The request: Determine the count of lines holding the string "document". Return only the number.

--------

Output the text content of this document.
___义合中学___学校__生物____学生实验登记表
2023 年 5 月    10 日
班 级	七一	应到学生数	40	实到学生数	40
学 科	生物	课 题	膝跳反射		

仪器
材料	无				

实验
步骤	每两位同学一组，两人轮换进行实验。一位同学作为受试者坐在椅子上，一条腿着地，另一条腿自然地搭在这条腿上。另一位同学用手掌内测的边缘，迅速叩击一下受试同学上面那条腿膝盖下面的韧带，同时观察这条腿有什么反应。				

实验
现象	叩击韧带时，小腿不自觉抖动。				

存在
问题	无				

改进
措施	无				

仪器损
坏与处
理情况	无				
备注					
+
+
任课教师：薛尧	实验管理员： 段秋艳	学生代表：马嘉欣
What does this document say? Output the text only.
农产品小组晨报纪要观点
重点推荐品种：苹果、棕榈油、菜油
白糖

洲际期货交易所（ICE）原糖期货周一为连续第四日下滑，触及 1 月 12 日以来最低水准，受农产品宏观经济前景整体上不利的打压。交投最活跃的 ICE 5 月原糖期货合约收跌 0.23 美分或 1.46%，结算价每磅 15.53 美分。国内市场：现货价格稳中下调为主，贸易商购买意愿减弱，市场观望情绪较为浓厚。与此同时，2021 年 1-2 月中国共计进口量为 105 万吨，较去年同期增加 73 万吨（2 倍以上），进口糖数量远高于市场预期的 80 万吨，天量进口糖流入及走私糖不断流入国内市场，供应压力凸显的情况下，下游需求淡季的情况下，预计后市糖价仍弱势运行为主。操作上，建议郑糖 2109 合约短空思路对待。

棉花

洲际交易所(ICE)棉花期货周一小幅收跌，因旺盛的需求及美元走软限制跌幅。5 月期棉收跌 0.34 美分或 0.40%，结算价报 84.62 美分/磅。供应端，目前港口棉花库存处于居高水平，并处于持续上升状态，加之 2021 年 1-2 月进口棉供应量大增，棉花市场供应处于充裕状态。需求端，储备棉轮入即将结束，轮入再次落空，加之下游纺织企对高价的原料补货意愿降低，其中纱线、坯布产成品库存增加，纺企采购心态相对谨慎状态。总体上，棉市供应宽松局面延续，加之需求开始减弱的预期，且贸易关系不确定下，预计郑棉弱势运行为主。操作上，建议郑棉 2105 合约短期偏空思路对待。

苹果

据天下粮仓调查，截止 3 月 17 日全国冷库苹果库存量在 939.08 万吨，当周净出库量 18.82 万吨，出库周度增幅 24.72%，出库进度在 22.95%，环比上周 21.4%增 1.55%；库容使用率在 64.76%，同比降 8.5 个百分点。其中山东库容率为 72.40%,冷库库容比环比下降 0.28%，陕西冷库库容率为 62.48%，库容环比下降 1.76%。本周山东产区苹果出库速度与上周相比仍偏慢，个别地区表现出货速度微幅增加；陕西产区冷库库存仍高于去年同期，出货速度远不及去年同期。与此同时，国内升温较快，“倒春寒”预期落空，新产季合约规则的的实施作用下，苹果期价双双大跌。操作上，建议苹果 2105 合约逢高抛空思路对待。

--------

Exercise output: 2